▶ [Objective]: Look through the data below and say how many of its lines contain "median", adding nothing else.
* Begin Data records *
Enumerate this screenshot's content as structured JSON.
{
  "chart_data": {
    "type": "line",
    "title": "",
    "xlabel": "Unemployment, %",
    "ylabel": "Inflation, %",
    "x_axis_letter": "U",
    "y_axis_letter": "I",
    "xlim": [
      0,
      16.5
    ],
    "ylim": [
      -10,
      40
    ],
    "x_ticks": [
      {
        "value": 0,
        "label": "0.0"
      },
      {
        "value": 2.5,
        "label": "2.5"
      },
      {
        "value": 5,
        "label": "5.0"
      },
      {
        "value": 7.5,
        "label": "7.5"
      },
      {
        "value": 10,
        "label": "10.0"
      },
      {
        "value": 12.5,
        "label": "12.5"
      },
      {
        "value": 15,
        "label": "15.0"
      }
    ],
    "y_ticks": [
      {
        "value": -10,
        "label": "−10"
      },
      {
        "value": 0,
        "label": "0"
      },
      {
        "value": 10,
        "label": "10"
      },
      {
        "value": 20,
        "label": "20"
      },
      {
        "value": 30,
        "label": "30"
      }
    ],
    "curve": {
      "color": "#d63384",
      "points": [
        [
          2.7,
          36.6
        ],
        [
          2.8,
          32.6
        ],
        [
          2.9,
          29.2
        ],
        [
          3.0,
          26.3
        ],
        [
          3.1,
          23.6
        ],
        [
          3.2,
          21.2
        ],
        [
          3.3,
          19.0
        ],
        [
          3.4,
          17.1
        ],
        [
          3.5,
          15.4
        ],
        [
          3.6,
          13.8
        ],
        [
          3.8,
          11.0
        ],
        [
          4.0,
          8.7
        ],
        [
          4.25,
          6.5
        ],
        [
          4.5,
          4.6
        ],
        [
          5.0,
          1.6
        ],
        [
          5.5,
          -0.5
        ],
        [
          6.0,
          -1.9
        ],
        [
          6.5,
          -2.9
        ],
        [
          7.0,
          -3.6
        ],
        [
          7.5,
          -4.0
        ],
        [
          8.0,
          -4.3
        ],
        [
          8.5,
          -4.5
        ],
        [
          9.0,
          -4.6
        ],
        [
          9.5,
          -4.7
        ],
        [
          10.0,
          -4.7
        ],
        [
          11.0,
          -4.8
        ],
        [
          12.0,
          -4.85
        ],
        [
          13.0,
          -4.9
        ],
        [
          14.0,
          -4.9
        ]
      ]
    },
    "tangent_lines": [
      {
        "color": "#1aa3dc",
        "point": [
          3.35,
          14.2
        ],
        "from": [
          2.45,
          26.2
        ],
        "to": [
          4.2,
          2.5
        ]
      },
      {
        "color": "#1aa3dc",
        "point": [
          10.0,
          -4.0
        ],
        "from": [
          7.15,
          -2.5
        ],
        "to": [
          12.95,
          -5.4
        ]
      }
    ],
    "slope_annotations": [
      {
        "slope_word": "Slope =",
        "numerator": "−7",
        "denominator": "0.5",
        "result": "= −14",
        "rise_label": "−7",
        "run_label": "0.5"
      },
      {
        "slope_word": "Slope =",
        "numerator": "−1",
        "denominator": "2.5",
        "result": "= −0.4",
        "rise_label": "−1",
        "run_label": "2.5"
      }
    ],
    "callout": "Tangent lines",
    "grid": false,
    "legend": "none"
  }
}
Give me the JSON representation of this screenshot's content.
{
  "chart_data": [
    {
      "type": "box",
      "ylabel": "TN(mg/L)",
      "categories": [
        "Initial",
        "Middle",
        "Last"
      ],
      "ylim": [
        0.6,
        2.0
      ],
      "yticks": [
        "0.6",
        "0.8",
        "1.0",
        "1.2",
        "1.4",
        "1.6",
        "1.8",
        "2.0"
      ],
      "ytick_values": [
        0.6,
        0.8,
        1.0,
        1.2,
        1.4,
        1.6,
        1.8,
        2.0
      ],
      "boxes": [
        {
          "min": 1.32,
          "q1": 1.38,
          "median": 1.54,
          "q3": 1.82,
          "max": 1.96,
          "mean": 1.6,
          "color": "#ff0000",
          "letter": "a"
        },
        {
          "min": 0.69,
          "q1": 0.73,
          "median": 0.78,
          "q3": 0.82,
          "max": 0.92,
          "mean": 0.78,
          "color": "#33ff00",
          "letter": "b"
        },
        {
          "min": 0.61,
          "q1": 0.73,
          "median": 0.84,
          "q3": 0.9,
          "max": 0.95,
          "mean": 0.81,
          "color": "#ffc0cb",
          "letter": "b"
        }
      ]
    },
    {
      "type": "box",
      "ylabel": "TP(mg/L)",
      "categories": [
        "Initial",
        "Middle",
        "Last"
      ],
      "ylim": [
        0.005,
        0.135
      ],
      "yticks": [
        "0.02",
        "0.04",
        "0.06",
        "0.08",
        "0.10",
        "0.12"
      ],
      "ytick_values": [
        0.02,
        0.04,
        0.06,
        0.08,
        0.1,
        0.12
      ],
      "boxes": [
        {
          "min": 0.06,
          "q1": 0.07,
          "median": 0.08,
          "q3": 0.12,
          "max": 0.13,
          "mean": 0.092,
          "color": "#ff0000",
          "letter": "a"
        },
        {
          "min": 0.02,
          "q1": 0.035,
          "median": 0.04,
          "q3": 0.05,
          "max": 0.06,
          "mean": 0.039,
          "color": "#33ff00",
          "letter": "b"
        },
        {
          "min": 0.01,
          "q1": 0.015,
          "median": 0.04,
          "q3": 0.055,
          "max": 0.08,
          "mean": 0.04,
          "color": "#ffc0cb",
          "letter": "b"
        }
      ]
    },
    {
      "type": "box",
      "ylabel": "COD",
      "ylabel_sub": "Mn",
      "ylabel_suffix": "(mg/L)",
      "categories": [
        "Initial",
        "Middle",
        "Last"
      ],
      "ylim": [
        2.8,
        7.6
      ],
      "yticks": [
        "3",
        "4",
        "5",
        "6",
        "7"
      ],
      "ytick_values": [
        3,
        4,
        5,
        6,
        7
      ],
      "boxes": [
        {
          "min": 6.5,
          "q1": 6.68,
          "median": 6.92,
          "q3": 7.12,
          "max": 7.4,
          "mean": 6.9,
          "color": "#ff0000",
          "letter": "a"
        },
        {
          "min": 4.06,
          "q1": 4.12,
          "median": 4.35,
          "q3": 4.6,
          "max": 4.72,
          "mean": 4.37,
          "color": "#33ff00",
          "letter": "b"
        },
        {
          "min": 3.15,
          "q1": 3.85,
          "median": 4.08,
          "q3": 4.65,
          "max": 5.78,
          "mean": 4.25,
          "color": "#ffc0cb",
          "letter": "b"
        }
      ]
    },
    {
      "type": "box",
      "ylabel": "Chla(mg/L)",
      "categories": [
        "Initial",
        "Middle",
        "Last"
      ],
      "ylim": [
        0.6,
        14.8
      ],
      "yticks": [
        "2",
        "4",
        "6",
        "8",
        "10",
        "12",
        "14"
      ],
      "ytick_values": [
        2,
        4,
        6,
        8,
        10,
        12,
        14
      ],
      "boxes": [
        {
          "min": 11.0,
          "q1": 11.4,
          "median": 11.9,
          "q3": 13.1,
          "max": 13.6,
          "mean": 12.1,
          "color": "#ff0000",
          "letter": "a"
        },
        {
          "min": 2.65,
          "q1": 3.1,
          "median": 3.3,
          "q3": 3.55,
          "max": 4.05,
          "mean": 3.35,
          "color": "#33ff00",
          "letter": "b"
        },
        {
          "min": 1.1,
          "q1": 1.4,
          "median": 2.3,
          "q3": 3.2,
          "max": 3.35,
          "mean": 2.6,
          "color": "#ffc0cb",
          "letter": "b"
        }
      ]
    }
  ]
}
* End Data records *
▶ [Task solution]: 12